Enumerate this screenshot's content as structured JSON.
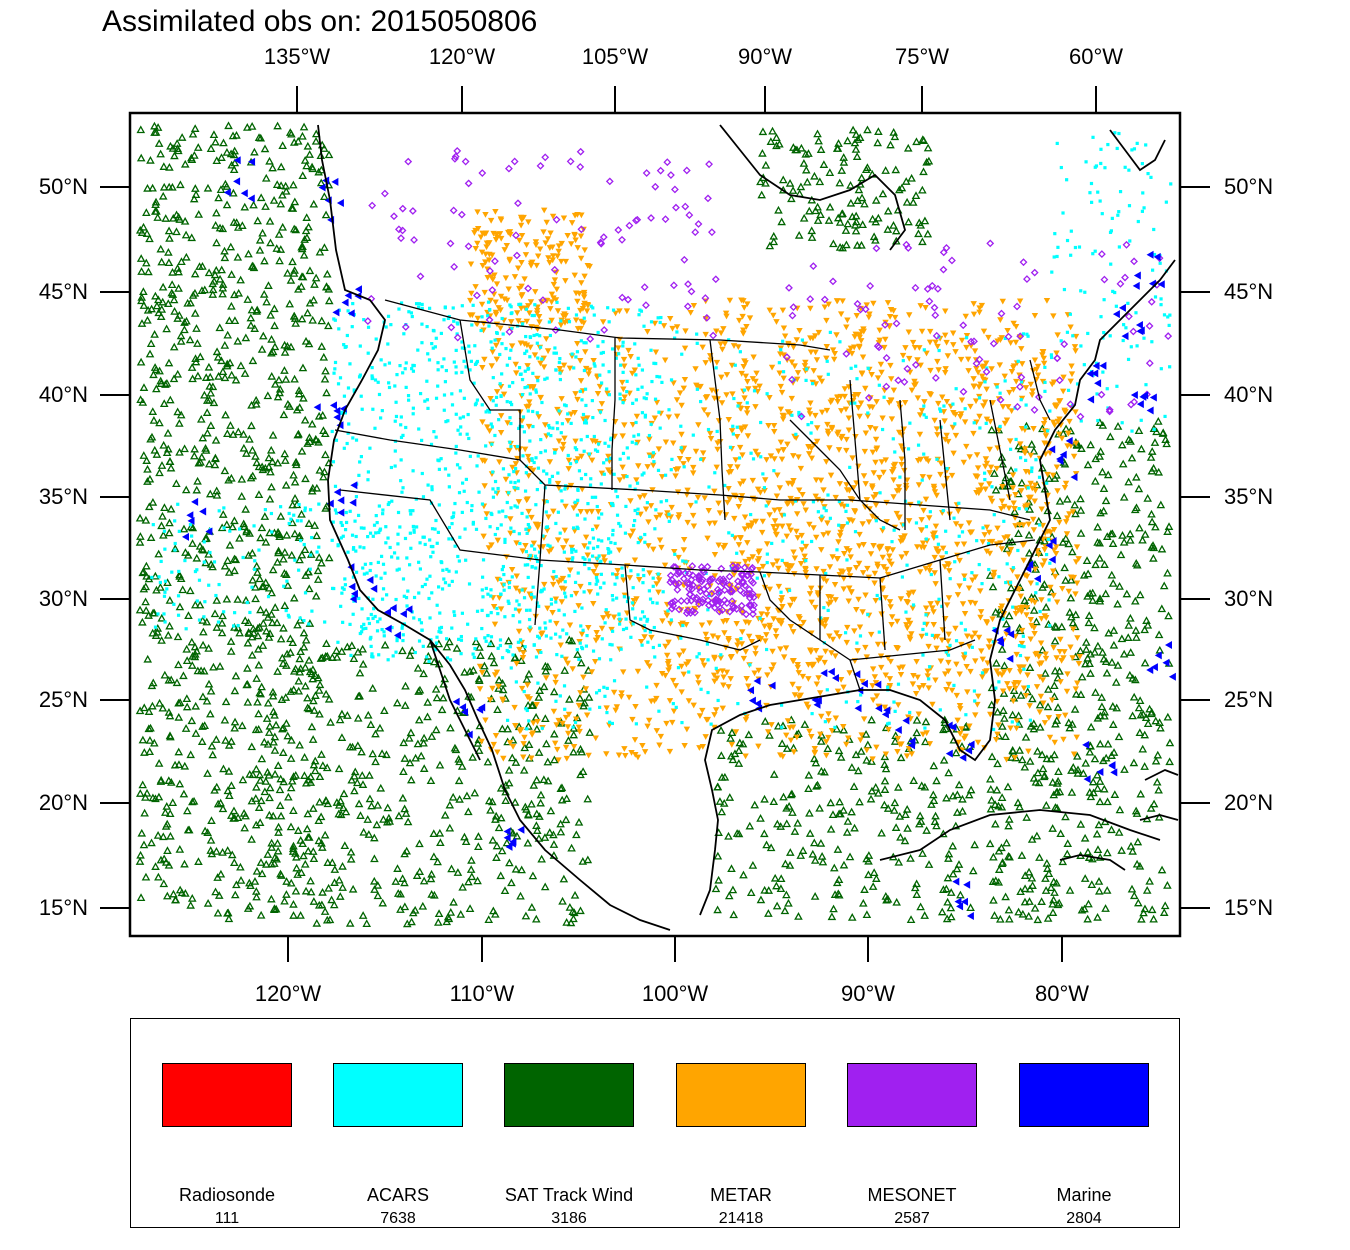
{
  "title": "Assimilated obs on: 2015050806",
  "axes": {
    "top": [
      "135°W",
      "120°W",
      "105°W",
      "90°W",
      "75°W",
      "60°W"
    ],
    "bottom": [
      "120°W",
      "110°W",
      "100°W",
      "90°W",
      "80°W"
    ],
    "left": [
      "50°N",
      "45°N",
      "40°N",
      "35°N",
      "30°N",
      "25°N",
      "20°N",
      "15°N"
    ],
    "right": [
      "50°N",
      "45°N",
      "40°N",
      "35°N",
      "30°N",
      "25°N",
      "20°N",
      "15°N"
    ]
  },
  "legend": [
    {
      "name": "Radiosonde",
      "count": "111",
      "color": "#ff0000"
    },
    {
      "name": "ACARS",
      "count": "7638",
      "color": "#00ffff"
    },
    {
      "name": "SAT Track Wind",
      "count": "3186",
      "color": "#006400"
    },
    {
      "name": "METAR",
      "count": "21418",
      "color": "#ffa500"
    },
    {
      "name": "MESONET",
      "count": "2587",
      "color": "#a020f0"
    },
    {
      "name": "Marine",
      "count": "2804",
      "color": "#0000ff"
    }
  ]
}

---

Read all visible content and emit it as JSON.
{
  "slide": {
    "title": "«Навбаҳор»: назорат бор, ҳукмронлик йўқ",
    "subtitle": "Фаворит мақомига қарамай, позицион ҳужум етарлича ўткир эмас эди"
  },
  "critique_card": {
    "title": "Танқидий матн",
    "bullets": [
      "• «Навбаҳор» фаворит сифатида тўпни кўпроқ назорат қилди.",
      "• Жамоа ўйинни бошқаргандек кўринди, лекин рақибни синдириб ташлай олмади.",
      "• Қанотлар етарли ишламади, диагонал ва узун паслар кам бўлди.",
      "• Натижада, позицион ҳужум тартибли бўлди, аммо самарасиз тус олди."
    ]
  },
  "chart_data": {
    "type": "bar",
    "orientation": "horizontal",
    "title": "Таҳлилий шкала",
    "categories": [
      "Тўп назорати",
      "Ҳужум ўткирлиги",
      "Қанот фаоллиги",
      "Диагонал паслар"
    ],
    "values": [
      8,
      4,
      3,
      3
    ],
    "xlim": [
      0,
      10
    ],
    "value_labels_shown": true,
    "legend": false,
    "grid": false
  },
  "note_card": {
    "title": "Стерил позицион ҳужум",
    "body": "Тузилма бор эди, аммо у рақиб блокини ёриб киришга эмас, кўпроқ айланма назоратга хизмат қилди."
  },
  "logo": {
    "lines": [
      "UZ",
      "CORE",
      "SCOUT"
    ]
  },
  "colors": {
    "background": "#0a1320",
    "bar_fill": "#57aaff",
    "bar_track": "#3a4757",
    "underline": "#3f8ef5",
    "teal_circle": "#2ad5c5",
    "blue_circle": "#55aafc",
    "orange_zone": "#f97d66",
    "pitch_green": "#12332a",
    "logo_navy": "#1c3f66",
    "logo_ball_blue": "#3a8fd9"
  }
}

--

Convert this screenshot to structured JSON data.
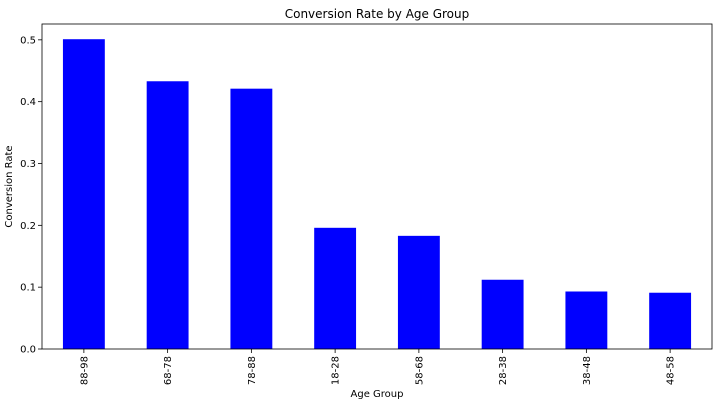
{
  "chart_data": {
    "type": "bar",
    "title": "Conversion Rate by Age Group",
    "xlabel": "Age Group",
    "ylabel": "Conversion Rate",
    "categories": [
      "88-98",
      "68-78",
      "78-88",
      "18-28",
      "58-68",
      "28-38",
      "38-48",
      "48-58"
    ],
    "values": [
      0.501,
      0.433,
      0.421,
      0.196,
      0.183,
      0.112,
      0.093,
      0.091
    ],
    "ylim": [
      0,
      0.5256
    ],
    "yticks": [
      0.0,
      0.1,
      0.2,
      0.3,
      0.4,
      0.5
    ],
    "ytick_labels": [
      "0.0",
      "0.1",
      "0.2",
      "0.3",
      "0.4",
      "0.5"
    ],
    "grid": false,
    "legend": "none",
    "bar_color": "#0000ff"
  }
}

## What you will do
Locate the string "count" in the listing above and copy every line where it occurs.

## Completed exercise
      "count": "111",
      "count": "7638",
      "count": "3186",
      "count": "21418",
      "count": "2587",
      "count": "2804",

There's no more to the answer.